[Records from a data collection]
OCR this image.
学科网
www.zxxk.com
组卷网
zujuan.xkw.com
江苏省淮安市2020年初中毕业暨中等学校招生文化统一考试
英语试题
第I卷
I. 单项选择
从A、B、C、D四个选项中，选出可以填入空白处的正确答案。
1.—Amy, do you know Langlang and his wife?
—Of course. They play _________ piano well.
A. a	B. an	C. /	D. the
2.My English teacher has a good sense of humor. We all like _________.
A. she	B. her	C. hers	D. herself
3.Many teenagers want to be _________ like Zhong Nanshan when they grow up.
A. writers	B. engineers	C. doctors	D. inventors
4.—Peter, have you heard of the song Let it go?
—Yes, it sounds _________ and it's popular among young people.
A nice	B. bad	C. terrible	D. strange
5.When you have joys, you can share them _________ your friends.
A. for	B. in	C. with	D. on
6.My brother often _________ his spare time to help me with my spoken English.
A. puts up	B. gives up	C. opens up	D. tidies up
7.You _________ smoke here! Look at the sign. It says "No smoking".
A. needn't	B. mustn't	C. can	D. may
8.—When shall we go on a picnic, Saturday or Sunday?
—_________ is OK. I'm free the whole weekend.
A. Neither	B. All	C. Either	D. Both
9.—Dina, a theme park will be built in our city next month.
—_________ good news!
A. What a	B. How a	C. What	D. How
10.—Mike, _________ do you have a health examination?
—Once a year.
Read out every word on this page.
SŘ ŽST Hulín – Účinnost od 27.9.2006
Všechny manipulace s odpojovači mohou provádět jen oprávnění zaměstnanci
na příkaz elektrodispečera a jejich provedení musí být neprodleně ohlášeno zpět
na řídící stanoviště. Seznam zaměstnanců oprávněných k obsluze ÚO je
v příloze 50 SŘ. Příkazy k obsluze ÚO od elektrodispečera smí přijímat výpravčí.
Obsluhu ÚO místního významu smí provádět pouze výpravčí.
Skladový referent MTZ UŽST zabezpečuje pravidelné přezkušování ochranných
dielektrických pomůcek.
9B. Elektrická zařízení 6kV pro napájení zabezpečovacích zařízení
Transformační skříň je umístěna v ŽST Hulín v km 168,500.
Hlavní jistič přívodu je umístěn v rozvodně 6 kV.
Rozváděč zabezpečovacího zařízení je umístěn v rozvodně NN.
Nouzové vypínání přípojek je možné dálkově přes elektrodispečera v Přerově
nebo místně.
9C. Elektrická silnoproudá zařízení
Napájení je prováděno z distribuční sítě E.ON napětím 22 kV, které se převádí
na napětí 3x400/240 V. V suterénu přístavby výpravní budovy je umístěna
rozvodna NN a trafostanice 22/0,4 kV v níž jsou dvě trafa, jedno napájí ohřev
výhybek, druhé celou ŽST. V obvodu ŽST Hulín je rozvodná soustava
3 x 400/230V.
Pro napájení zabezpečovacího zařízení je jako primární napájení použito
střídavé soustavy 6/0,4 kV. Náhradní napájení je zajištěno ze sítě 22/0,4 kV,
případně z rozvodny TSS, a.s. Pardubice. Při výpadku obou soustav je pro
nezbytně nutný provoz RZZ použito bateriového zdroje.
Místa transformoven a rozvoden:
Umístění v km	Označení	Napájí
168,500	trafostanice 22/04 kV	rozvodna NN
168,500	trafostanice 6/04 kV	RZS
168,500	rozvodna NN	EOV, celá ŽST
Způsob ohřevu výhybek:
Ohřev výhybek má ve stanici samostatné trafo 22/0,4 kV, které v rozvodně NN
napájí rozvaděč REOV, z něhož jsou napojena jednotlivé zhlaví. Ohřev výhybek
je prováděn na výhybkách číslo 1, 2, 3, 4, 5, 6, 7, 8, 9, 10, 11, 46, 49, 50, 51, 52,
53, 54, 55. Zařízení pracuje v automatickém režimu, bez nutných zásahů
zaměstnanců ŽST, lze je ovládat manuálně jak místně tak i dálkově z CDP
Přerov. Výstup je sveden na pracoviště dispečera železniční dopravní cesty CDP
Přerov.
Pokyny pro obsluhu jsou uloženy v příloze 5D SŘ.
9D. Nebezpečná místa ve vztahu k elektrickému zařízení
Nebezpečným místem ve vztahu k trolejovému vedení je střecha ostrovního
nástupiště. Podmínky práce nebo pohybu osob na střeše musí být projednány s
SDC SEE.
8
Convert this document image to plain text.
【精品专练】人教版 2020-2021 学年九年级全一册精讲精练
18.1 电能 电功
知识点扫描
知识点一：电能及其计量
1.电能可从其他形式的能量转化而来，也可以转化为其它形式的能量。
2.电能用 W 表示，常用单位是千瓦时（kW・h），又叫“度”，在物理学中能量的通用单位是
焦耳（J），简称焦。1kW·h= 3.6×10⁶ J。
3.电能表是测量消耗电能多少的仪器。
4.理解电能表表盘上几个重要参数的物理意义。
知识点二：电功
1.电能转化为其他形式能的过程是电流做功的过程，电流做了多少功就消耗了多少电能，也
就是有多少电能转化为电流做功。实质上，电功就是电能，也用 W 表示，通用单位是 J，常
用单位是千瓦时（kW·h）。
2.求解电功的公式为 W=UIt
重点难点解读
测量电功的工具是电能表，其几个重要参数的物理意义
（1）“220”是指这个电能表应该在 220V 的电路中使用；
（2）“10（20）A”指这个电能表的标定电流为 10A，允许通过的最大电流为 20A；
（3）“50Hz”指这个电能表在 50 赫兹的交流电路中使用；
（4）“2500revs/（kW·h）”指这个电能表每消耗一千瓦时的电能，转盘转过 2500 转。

- [Your task] Produce an exact copy of every entry above.

- [Correct output]
OCR this image.
学科网
www.zxxk.com
组卷网
zujuan.xkw.com
江苏省淮安市2020年初中毕业暨中等学校招生文化统一考试
英语试题
第I卷
I. 单项选择
从A、B、C、D四个选项中，选出可以填入空白处的正确答案。
1.—Amy, do you know Langlang and his wife?
—Of course. They play _________ piano well.
A. a	B. an	C. /	D. the
2.My English teacher has a good sense of humor. We all like _________.
A. she	B. her	C. hers	D. herself
3.Many teenagers want to be _________ like Zhong Nanshan when they grow up.
A. writers	B. engineers	C. doctors	D. inventors
4.—Peter, have you heard of the song Let it go?
—Yes, it sounds _________ and it's popular among young people.
A nice	B. bad	C. terrible	D. strange
5.When you have joys, you can share them _________ your friends.
A. for	B. in	C. with	D. on
6.My brother often _________ his spare time to help me with my spoken English.
A. puts up	B. gives up	C. opens up	D. tidies up
7.You _________ smoke here! Look at the sign. It says "No smoking".
A. needn't	B. mustn't	C. can	D. may
8.—When shall we go on a picnic, Saturday or Sunday?
—_________ is OK. I'm free the whole weekend.
A. Neither	B. All	C. Either	D. Both
9.—Dina, a theme park will be built in our city next month.
—_________ good news!
A. What a	B. How a	C. What	D. How
10.—Mike, _________ do you have a health examination?
—Once a year.
Read out every word on this page.
SŘ ŽST Hulín – Účinnost od 27.9.2006
Všechny manipulace s odpojovači mohou provádět jen oprávnění zaměstnanci
na příkaz elektrodispečera a jejich provedení musí být neprodleně ohlášeno zpět
na řídící stanoviště. Seznam zaměstnanců oprávněných k obsluze ÚO je
v příloze 50 SŘ. Příkazy k obsluze ÚO od elektrodispečera smí přijímat výpravčí.
Obsluhu ÚO místního významu smí provádět pouze výpravčí.
Skladový referent MTZ UŽST zabezpečuje pravidelné přezkušování ochranných
dielektrických pomůcek.
9B. Elektrická zařízení 6kV pro napájení zabezpečovacích zařízení
Transformační skříň je umístěna v ŽST Hulín v km 168,500.
Hlavní jistič přívodu je umístěn v rozvodně 6 kV.
Rozváděč zabezpečovacího zařízení je umístěn v rozvodně NN.
Nouzové vypínání přípojek je možné dálkově přes elektrodispečera v Přerově
nebo místně.
9C. Elektrická silnoproudá zařízení
Napájení je prováděno z distribuční sítě E.ON napětím 22 kV, které se převádí
na napětí 3x400/240 V. V suterénu přístavby výpravní budovy je umístěna
rozvodna NN a trafostanice 22/0,4 kV v níž jsou dvě trafa, jedno napájí ohřev
výhybek, druhé celou ŽST. V obvodu ŽST Hulín je rozvodná soustava
3 x 400/230V.
Pro napájení zabezpečovacího zařízení je jako primární napájení použito
střídavé soustavy 6/0,4 kV. Náhradní napájení je zajištěno ze sítě 22/0,4 kV,
případně z rozvodny TSS, a.s. Pardubice. Při výpadku obou soustav je pro
nezbytně nutný provoz RZZ použito bateriového zdroje.
Místa transformoven a rozvoden:
Umístění v km	Označení	Napájí
168,500	trafostanice 22/04 kV	rozvodna NN
168,500	trafostanice 6/04 kV	RZS
168,500	rozvodna NN	EOV, celá ŽST
Způsob ohřevu výhybek:
Ohřev výhybek má ve stanici samostatné trafo 22/0,4 kV, které v rozvodně NN
napájí rozvaděč REOV, z něhož jsou napojena jednotlivé zhlaví. Ohřev výhybek
je prováděn na výhybkách číslo 1, 2, 3, 4, 5, 6, 7, 8, 9, 10, 11, 46, 49, 50, 51, 52,
53, 54, 55. Zařízení pracuje v automatickém režimu, bez nutných zásahů
zaměstnanců ŽST, lze je ovládat manuálně jak místně tak i dálkově z CDP
Přerov. Výstup je sveden na pracoviště dispečera železniční dopravní cesty CDP
Přerov.
Pokyny pro obsluhu jsou uloženy v příloze 5D SŘ.
9D. Nebezpečná místa ve vztahu k elektrickému zařízení
Nebezpečným místem ve vztahu k trolejovému vedení je střecha ostrovního
nástupiště. Podmínky práce nebo pohybu osob na střeše musí být projednány s
SDC SEE.
8
Convert this document image to plain text.
【精品专练】人教版 2020-2021 学年九年级全一册精讲精练
18.1 电能 电功
知识点扫描
知识点一：电能及其计量
1.电能可从其他形式的能量转化而来，也可以转化为其它形式的能量。
2.电能用 W 表示，常用单位是千瓦时（kW・h），又叫“度”，在物理学中能量的通用单位是
焦耳（J），简称焦。1kW·h= 3.6×10⁶ J。
3.电能表是测量消耗电能多少的仪器。
4.理解电能表表盘上几个重要参数的物理意义。
知识点二：电功
1.电能转化为其他形式能的过程是电流做功的过程，电流做了多少功就消耗了多少电能，也
就是有多少电能转化为电流做功。实质上，电功就是电能，也用 W 表示，通用单位是 J，常
用单位是千瓦时（kW·h）。
2.求解电功的公式为 W=UIt
重点难点解读
测量电功的工具是电能表，其几个重要参数的物理意义
（1）“220”是指这个电能表应该在 220V 的电路中使用；
（2）“10（20）A”指这个电能表的标定电流为 10A，允许通过的最大电流为 20A；
（3）“50Hz”指这个电能表在 50 赫兹的交流电路中使用；
（4）“2500revs/（kW·h）”指这个电能表每消耗一千瓦时的电能，转盘转过 2500 转。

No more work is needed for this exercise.